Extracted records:
━━━━━━━━━━━━━━━━━━━━━━━━━━━━━━
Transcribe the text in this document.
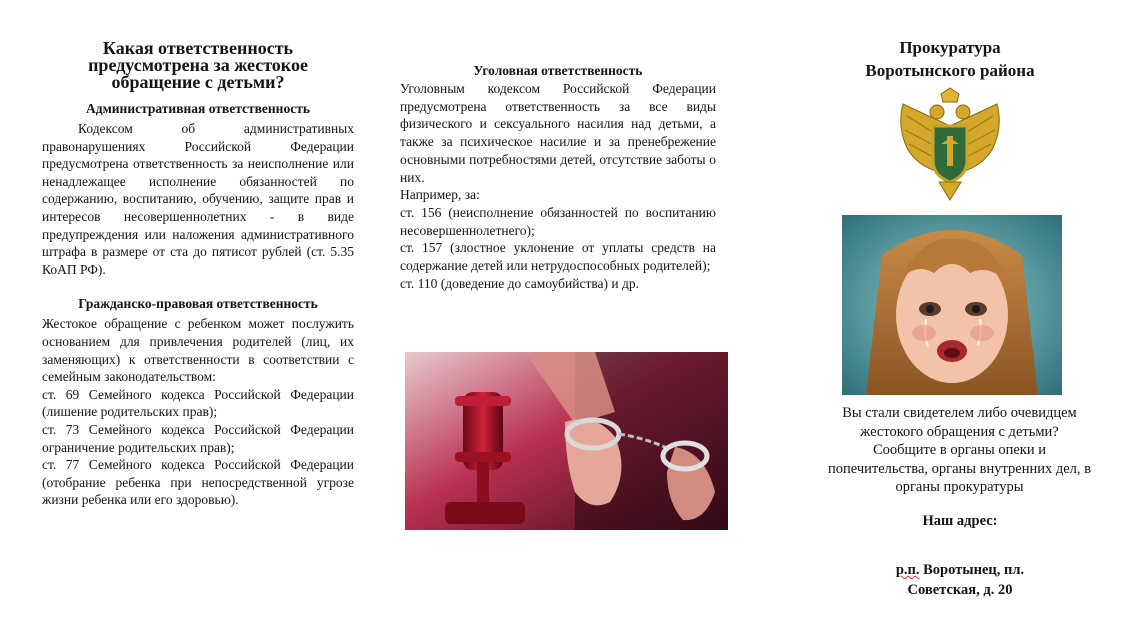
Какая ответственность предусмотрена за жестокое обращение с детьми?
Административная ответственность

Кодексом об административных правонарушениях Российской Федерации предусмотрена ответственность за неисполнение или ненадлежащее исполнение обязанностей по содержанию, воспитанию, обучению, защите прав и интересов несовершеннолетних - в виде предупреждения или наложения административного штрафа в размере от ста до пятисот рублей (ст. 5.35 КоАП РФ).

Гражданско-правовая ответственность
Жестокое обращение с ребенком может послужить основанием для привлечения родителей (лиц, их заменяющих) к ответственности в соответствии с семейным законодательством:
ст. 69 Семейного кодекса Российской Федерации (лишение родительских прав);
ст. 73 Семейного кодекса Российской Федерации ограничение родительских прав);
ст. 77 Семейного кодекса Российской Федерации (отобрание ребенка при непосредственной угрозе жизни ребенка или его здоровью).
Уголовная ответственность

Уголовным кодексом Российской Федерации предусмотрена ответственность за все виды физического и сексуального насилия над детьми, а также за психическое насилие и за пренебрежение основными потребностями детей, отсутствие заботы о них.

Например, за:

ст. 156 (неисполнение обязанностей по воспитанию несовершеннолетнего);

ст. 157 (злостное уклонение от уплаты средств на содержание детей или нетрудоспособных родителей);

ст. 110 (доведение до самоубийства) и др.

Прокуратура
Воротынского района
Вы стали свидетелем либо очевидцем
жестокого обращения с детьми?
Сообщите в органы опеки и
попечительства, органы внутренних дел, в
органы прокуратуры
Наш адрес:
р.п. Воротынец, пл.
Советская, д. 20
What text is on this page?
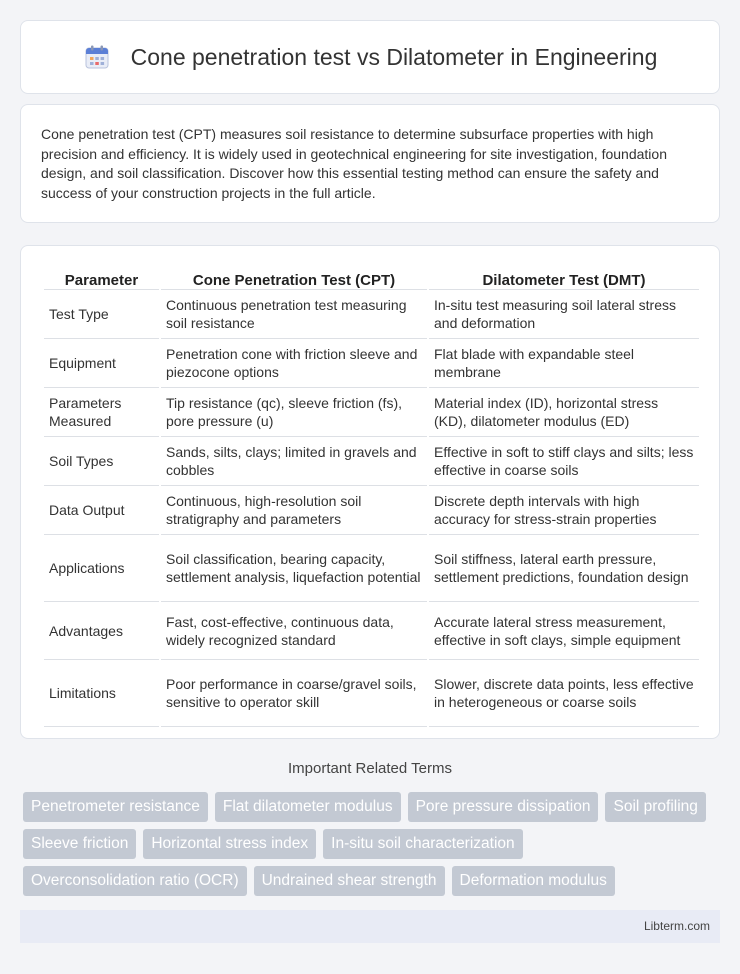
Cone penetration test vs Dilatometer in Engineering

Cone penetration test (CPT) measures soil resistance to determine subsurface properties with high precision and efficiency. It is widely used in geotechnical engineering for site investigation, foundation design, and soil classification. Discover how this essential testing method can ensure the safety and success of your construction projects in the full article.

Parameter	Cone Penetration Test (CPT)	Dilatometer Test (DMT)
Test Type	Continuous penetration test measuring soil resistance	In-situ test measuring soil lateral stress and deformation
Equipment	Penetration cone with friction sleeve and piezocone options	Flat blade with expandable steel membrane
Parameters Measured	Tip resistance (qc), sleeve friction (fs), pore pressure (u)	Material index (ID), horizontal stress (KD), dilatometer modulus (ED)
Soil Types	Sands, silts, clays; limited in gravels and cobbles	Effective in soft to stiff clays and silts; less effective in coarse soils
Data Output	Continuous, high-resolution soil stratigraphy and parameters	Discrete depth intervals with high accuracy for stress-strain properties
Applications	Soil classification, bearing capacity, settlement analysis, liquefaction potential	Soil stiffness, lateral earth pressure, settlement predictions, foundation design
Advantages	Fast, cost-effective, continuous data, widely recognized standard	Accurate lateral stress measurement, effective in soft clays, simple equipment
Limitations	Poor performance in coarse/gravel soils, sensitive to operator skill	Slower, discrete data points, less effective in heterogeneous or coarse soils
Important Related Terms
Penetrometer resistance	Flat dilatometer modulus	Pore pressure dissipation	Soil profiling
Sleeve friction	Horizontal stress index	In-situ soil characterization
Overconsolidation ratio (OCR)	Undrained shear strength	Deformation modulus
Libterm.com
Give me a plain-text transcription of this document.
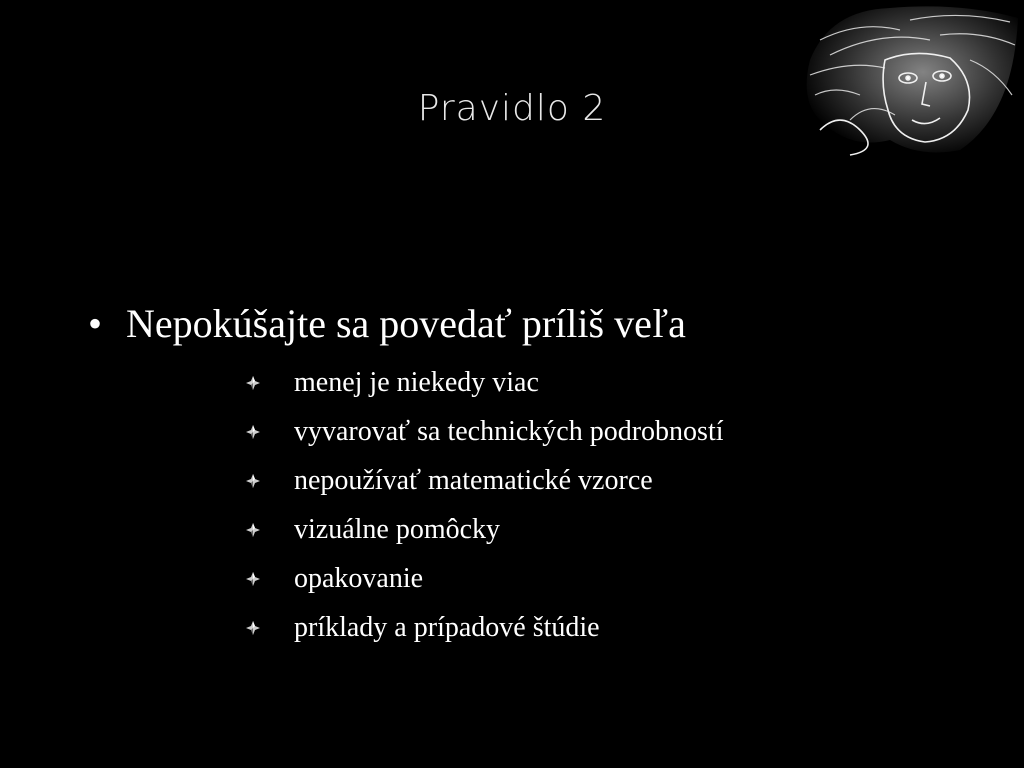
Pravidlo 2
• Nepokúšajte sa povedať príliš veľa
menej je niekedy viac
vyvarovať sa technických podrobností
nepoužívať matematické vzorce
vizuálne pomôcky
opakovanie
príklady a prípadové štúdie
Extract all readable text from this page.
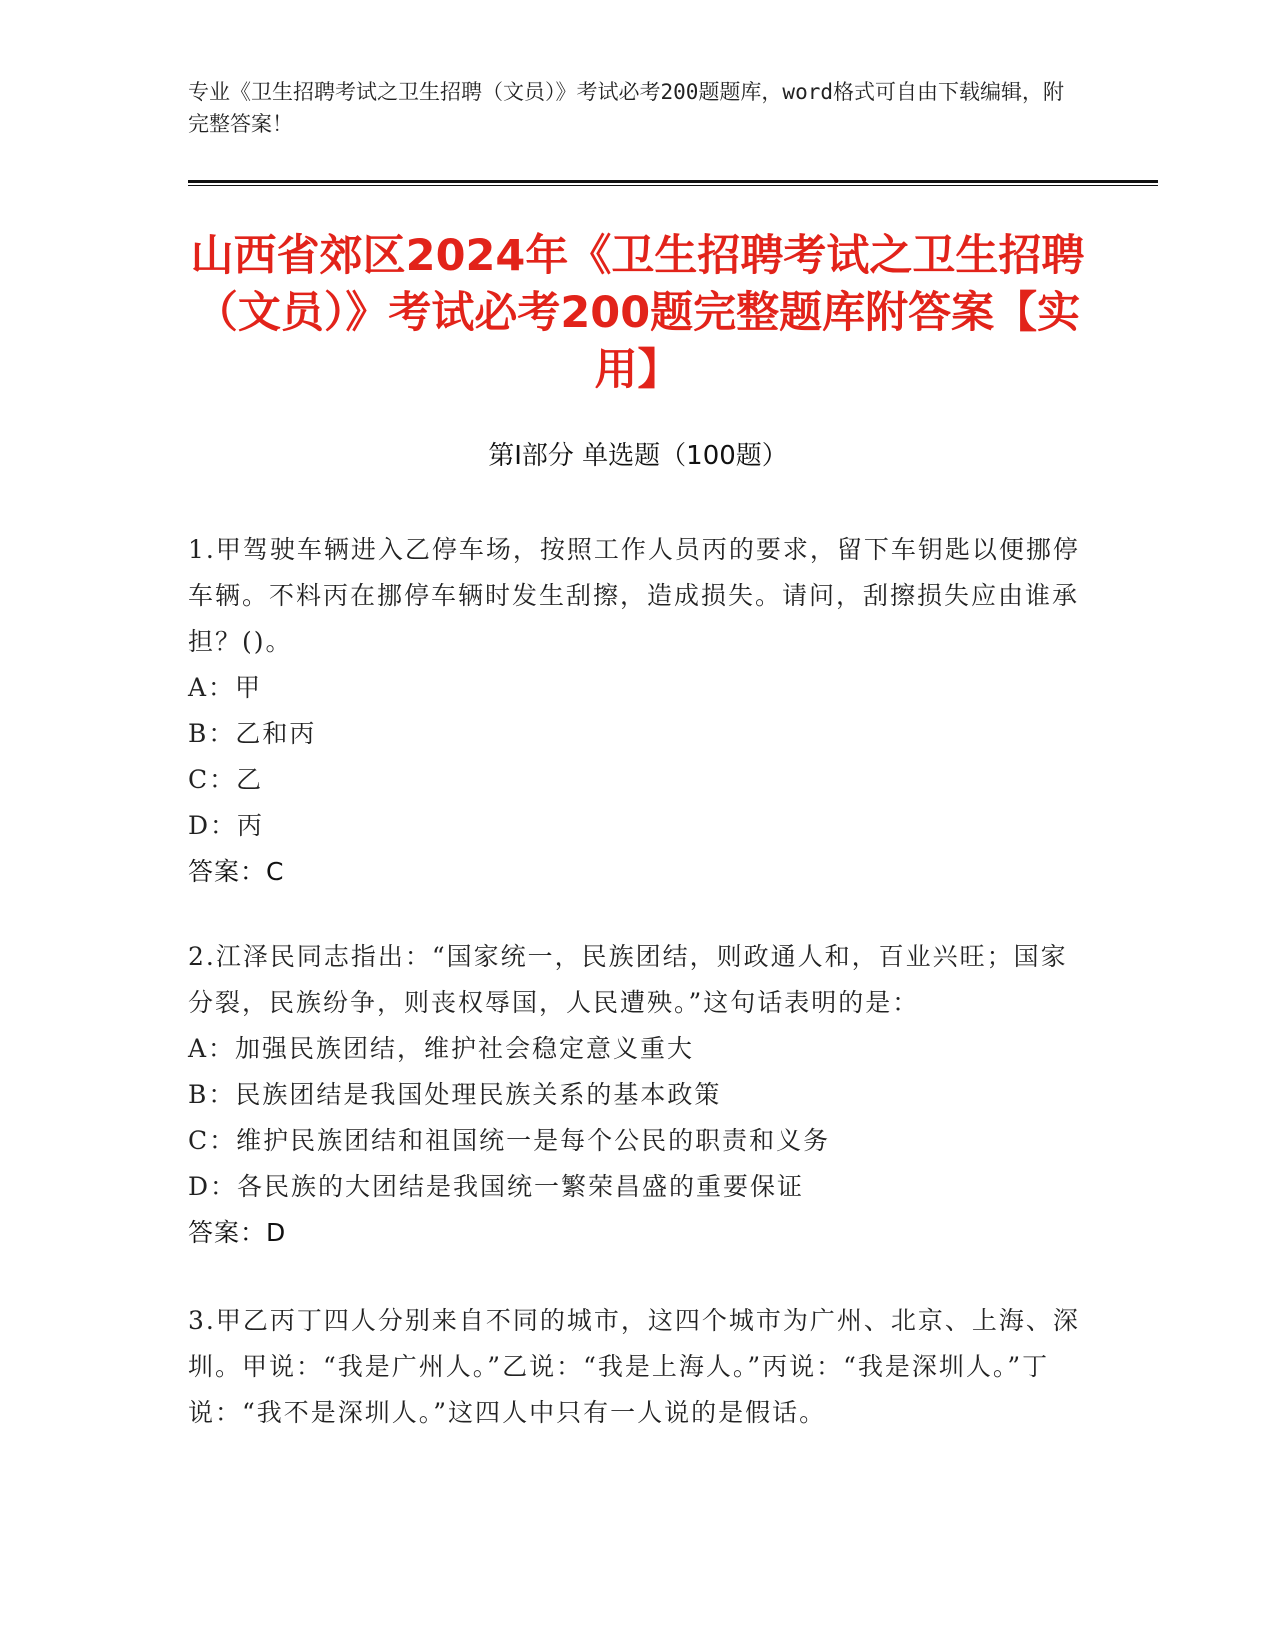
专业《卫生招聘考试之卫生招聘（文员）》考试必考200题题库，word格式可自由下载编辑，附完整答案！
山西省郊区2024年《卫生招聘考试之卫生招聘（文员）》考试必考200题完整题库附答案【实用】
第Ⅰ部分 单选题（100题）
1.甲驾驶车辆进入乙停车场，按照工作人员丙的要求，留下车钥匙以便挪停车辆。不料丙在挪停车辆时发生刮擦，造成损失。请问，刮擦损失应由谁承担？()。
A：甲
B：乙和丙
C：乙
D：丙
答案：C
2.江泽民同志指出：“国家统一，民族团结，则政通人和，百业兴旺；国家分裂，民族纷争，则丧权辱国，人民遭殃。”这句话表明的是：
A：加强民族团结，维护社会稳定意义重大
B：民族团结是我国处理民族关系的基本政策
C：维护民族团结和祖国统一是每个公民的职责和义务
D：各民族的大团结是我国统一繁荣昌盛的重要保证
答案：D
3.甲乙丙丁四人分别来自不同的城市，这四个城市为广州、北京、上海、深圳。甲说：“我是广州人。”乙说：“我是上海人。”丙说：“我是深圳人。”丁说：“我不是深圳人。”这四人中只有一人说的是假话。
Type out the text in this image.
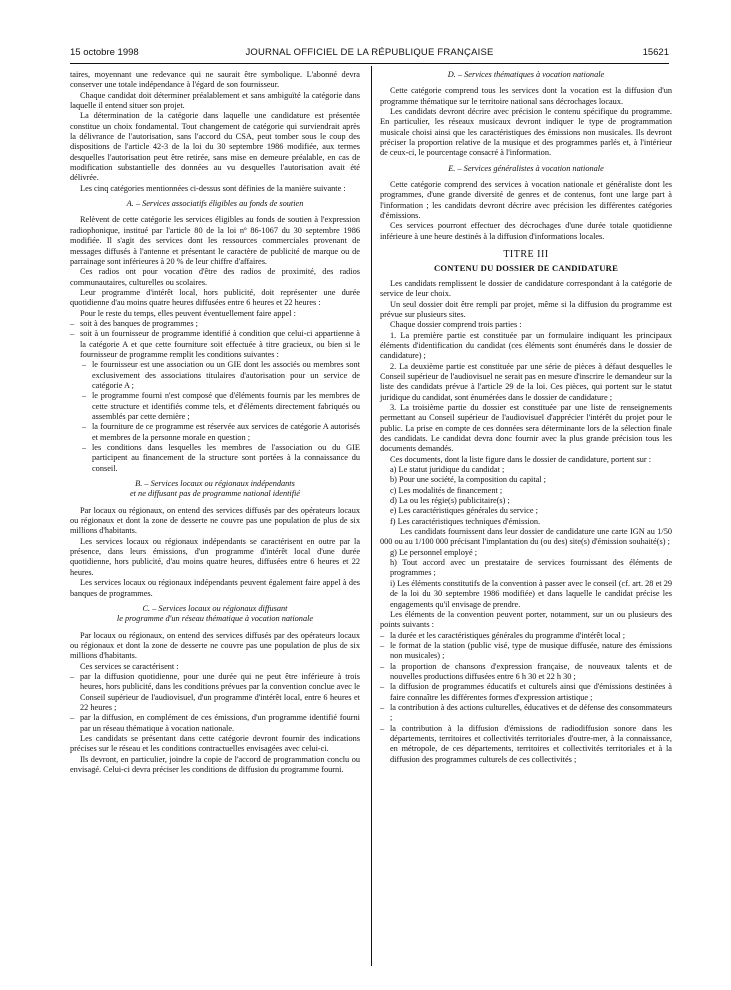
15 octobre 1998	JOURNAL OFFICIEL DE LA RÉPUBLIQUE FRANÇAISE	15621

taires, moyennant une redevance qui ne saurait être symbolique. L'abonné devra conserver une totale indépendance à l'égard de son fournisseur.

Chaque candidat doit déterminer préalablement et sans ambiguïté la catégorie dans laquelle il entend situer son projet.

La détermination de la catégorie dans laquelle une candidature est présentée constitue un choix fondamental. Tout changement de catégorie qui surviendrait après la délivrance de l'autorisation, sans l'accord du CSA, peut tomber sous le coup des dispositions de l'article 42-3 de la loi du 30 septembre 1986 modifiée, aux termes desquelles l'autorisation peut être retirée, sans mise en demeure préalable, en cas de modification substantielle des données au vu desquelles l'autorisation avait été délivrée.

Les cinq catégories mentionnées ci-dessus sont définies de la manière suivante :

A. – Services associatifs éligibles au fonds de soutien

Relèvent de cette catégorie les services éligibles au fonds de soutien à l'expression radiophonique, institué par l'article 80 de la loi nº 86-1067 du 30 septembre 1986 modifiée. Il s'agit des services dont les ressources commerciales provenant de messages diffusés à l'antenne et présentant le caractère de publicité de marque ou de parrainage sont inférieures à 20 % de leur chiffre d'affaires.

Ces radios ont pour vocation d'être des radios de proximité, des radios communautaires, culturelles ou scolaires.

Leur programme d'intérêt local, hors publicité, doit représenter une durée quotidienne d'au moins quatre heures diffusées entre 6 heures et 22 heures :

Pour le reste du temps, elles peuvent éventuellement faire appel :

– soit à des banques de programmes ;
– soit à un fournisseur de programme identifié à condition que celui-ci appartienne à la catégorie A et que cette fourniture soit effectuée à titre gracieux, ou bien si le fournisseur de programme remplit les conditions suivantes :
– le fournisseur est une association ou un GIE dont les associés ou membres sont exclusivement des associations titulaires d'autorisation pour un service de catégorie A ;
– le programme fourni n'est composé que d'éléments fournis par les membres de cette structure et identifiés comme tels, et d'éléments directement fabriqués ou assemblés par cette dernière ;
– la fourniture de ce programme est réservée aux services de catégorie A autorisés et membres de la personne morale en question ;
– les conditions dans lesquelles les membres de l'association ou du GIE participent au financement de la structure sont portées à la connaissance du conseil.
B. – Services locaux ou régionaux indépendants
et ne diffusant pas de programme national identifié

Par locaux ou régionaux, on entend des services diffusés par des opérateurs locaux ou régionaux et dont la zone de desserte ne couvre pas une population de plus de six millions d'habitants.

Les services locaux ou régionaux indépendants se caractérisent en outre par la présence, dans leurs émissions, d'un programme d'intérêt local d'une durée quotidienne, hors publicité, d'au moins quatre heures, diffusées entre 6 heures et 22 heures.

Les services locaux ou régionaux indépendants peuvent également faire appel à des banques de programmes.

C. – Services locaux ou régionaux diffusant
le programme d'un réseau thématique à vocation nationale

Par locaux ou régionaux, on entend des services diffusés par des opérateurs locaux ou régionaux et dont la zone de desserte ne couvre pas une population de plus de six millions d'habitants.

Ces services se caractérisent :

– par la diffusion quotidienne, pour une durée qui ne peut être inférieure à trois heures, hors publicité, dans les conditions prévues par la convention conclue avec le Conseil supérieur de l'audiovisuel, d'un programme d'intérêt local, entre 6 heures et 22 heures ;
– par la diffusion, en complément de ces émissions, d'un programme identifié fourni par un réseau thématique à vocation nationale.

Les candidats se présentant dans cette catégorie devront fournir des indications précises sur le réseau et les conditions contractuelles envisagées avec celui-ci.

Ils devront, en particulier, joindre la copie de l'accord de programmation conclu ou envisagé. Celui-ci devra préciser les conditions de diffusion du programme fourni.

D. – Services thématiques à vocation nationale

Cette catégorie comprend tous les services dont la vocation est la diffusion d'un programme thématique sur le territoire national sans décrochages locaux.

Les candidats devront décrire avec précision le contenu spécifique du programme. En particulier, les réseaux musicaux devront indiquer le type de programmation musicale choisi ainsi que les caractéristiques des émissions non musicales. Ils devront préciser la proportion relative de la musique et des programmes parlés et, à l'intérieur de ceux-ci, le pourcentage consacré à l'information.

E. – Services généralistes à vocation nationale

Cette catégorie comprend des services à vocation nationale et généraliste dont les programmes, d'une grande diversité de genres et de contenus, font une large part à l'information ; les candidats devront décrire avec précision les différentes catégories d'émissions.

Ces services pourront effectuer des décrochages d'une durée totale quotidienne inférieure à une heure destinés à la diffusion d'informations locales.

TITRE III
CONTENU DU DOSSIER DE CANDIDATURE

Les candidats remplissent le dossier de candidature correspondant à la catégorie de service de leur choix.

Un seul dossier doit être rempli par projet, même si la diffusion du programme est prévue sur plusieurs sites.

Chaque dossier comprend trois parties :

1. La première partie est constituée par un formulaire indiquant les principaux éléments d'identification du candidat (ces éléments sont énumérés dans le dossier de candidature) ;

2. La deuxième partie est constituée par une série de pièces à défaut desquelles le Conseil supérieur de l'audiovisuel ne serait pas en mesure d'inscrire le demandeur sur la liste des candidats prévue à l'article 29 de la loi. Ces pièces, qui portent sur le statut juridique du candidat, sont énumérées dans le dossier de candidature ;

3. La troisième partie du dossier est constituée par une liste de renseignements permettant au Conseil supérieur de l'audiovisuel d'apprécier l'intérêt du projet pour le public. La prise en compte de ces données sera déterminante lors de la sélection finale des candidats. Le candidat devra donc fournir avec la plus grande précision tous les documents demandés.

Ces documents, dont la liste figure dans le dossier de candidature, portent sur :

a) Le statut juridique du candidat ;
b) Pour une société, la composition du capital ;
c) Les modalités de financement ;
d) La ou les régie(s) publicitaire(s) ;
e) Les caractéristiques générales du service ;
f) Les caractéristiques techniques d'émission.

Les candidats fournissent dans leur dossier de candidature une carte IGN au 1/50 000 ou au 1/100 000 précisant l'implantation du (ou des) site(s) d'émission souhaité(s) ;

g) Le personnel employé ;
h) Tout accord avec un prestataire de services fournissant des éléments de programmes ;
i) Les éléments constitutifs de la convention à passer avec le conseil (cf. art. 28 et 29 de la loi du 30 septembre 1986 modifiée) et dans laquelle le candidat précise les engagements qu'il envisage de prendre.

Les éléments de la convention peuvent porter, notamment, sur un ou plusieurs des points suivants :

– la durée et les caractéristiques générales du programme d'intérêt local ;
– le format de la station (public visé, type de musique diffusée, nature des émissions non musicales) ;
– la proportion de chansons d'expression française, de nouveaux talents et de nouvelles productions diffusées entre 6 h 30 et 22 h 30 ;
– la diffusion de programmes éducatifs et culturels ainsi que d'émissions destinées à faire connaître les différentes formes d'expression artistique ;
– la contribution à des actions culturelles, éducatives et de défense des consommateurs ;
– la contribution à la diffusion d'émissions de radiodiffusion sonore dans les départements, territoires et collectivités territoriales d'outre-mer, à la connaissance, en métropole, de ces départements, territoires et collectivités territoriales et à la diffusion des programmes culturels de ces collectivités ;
━━━━━━━━━━━━━━━━━━━━━━━━━━━━━━
Do this – Look through the entries and work out how many lines have the word "кодекса" in them; reply with that number only.

Solution for this task – 3